● **Problem**:
Locate each line with the string "profit" in the listing below and copy it.

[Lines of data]
☆ ☆ ☆
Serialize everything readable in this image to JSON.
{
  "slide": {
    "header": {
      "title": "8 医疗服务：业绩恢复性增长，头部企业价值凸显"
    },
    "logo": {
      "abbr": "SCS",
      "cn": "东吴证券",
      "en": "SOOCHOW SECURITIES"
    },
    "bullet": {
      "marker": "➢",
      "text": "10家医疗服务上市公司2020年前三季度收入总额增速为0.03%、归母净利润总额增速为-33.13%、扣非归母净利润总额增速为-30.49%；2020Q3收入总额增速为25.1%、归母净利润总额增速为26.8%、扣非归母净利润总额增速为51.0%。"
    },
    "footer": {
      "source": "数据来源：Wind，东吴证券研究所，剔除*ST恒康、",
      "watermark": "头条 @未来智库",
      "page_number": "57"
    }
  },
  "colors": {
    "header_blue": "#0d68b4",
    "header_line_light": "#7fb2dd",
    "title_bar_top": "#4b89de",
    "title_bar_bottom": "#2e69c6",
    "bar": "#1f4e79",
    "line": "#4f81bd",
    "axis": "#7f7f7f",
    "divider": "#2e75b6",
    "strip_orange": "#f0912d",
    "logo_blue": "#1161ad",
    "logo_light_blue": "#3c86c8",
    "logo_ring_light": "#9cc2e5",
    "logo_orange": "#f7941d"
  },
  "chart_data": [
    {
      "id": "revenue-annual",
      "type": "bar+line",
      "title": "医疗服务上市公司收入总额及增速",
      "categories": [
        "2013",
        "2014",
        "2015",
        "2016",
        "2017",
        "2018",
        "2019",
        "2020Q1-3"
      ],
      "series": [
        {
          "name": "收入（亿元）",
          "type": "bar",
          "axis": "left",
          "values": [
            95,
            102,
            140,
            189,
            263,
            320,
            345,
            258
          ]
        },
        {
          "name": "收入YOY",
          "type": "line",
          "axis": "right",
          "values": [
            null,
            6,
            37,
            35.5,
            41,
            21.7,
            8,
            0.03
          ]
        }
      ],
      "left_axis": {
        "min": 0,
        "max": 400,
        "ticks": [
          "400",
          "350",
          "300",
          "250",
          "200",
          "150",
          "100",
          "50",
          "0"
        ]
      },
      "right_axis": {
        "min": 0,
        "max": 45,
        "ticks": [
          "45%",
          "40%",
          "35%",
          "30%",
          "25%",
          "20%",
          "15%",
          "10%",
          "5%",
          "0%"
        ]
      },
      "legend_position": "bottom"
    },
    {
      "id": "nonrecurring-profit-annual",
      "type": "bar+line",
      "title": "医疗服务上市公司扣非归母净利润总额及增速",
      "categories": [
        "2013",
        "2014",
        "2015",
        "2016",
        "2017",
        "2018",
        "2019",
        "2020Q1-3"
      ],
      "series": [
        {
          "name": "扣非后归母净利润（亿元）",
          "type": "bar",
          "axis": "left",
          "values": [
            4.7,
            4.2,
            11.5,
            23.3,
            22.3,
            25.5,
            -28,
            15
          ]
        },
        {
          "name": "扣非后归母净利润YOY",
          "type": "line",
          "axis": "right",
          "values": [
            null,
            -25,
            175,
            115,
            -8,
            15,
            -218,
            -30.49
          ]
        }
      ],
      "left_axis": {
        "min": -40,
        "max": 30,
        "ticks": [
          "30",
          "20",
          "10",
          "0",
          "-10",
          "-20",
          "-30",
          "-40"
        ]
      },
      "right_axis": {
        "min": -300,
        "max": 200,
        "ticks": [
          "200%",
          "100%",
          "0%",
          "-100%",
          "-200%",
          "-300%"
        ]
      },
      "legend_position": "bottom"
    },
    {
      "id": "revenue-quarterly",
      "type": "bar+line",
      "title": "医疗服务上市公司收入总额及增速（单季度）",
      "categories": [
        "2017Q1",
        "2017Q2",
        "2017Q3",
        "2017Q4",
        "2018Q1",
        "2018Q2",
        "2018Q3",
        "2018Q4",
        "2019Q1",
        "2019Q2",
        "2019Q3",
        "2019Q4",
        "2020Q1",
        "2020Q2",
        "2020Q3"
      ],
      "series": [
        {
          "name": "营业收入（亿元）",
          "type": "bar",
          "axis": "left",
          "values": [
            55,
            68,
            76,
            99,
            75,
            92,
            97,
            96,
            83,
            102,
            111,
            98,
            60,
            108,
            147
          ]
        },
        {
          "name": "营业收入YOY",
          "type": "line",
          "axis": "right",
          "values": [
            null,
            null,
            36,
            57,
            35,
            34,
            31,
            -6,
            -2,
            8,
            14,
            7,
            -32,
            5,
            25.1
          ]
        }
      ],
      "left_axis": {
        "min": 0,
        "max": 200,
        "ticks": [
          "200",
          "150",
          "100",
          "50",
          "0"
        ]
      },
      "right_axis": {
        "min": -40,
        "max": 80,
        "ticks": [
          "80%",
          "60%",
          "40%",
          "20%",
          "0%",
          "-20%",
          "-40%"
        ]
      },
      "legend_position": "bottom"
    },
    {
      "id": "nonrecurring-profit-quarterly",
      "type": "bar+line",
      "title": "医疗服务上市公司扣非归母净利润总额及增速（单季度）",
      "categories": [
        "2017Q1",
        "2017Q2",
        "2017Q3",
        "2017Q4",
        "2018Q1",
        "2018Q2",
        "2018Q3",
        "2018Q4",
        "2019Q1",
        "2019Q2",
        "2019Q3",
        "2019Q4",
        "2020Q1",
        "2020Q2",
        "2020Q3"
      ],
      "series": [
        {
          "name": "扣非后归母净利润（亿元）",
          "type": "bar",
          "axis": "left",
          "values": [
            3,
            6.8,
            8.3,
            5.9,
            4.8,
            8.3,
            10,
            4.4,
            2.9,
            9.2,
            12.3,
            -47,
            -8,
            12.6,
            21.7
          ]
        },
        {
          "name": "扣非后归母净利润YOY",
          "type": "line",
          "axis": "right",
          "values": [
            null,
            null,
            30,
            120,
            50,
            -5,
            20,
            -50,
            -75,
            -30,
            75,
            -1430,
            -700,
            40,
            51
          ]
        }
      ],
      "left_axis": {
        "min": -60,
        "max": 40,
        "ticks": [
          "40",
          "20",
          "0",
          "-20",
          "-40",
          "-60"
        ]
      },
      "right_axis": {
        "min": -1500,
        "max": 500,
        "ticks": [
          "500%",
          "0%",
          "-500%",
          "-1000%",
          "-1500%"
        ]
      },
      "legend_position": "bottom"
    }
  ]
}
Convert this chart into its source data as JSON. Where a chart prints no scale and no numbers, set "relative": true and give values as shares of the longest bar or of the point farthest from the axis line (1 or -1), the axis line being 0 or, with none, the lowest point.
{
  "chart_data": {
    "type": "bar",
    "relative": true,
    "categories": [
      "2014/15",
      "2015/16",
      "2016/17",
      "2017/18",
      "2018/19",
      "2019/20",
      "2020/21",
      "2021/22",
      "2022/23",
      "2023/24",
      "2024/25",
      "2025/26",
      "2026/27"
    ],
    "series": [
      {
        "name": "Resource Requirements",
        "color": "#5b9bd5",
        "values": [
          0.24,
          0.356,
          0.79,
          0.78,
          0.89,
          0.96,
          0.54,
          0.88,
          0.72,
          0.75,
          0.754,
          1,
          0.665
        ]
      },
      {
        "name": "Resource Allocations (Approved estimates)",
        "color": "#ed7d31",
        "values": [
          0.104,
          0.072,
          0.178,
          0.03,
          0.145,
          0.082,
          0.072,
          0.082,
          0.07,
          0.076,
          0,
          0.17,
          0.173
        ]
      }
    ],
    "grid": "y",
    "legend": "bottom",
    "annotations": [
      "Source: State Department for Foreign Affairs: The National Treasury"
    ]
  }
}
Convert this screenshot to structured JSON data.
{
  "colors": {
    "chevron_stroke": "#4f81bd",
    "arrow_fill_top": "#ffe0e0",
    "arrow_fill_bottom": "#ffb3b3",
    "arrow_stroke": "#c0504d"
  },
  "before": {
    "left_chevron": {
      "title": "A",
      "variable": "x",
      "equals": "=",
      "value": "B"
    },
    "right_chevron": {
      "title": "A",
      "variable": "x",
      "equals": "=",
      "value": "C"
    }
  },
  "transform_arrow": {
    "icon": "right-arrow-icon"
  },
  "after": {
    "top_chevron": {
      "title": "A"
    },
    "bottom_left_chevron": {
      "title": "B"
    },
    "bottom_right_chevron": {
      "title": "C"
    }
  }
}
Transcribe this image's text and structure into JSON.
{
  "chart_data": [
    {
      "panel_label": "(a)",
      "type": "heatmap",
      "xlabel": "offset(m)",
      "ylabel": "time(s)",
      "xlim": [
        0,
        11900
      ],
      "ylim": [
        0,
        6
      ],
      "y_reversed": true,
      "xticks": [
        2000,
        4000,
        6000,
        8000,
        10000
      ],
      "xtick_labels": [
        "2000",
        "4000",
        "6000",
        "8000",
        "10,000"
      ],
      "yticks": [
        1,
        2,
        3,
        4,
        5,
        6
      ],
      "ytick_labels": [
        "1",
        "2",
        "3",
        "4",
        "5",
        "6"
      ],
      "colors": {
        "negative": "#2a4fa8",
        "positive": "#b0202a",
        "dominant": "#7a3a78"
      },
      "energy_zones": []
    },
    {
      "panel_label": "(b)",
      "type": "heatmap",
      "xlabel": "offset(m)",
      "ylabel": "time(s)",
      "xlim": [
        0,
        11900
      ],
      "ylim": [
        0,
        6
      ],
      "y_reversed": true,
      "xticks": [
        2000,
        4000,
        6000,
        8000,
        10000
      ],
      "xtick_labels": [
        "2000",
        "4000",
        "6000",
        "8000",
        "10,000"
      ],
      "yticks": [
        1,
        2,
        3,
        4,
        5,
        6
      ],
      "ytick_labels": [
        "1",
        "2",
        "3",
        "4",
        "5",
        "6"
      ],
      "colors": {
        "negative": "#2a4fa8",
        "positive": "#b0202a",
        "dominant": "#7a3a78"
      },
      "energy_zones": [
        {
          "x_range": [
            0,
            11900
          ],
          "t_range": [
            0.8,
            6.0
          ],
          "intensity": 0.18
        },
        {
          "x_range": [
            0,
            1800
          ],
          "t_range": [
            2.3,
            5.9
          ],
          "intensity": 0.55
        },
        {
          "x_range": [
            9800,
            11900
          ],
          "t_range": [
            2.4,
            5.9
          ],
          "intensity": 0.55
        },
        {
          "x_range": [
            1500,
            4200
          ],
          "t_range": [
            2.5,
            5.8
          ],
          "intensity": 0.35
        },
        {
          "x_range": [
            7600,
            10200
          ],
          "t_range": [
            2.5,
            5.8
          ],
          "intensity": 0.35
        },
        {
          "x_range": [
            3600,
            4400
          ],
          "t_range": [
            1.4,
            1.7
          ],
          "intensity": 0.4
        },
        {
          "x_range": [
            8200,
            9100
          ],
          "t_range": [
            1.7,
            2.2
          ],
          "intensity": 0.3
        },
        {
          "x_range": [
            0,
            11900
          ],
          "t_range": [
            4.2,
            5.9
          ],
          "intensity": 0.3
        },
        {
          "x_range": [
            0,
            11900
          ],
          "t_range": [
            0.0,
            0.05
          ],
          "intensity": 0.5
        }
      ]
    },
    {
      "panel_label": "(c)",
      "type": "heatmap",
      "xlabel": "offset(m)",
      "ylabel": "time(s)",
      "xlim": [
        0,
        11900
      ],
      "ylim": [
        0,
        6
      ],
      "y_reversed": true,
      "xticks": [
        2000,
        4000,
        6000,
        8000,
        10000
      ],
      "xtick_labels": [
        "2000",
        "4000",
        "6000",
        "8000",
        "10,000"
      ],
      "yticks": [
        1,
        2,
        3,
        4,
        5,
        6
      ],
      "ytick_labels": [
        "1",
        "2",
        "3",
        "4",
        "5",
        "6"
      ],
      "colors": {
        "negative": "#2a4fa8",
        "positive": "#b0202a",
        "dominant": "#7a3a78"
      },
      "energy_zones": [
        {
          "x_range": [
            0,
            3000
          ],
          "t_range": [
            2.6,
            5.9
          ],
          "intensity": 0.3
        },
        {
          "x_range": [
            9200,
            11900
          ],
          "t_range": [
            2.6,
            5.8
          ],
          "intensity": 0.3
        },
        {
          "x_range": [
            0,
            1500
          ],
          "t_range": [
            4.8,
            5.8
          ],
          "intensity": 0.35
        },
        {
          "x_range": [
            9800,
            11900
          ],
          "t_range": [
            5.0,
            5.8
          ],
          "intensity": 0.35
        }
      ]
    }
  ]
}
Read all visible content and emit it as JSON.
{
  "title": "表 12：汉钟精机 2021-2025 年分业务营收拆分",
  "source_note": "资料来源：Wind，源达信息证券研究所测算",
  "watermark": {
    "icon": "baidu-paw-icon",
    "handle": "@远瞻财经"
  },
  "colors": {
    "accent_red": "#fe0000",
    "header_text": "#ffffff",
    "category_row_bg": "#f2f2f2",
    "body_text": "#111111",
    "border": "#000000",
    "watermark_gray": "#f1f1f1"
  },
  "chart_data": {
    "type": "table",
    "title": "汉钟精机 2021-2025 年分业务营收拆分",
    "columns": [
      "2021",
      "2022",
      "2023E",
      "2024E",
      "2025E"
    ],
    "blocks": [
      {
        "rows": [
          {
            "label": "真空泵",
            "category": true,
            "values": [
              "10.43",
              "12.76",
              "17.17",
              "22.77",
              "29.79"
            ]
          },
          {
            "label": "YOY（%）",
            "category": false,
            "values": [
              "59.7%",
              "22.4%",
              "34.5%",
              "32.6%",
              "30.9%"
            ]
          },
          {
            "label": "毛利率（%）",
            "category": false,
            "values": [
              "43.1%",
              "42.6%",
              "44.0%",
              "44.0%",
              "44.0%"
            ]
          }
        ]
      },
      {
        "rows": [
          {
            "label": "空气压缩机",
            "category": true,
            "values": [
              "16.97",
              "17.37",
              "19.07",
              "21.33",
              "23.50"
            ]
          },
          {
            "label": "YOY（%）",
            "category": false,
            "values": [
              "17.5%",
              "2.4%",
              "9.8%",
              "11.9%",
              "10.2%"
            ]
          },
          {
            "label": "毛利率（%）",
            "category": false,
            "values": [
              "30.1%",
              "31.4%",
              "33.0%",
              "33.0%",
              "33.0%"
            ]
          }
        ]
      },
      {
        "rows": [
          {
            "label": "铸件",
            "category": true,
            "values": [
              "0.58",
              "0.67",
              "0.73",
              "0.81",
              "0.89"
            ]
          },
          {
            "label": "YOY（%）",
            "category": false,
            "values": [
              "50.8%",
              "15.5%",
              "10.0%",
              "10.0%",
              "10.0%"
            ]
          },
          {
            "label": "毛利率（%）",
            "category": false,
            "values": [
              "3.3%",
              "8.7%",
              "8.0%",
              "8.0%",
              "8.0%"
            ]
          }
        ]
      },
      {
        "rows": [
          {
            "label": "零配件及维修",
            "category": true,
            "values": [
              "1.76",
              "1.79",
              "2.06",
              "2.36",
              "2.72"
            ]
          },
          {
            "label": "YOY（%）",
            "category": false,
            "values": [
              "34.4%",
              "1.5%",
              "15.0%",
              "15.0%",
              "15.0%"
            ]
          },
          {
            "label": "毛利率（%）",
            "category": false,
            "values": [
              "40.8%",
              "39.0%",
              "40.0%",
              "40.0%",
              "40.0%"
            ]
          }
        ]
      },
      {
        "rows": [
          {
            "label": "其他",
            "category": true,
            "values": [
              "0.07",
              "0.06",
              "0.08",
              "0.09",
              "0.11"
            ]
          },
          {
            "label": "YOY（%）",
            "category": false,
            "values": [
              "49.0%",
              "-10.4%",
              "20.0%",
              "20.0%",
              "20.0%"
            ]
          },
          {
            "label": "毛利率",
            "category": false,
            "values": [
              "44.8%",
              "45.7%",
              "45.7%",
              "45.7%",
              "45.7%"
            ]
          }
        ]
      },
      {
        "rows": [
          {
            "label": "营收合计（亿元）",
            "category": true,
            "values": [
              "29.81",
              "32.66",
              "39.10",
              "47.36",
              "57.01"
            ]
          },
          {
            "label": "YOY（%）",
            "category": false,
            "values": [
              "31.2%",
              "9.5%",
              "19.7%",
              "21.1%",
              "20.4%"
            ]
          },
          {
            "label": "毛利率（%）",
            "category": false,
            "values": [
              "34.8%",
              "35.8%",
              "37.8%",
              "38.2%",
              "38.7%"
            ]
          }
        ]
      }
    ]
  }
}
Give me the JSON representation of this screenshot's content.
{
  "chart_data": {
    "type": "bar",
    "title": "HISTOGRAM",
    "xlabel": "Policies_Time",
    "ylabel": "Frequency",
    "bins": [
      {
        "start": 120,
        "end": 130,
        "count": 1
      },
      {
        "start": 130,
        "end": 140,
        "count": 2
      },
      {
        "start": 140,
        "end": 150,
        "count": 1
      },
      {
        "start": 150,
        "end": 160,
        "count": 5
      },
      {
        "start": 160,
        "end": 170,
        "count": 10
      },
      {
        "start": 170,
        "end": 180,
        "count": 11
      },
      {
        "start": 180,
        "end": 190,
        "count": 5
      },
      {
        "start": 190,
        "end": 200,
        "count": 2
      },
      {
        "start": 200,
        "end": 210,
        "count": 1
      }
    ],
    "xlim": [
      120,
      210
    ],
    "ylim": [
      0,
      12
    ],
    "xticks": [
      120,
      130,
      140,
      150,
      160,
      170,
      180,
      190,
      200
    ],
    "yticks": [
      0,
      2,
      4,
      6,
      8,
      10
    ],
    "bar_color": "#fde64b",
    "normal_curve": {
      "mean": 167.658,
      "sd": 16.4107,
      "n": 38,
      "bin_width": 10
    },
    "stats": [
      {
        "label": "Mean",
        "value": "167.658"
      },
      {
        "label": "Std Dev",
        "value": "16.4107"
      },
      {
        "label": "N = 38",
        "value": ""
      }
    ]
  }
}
☆ ☆ ☆
● **Written response**:
      "id": "nonrecurring-profit-annual",
      "id": "nonrecurring-profit-quarterly",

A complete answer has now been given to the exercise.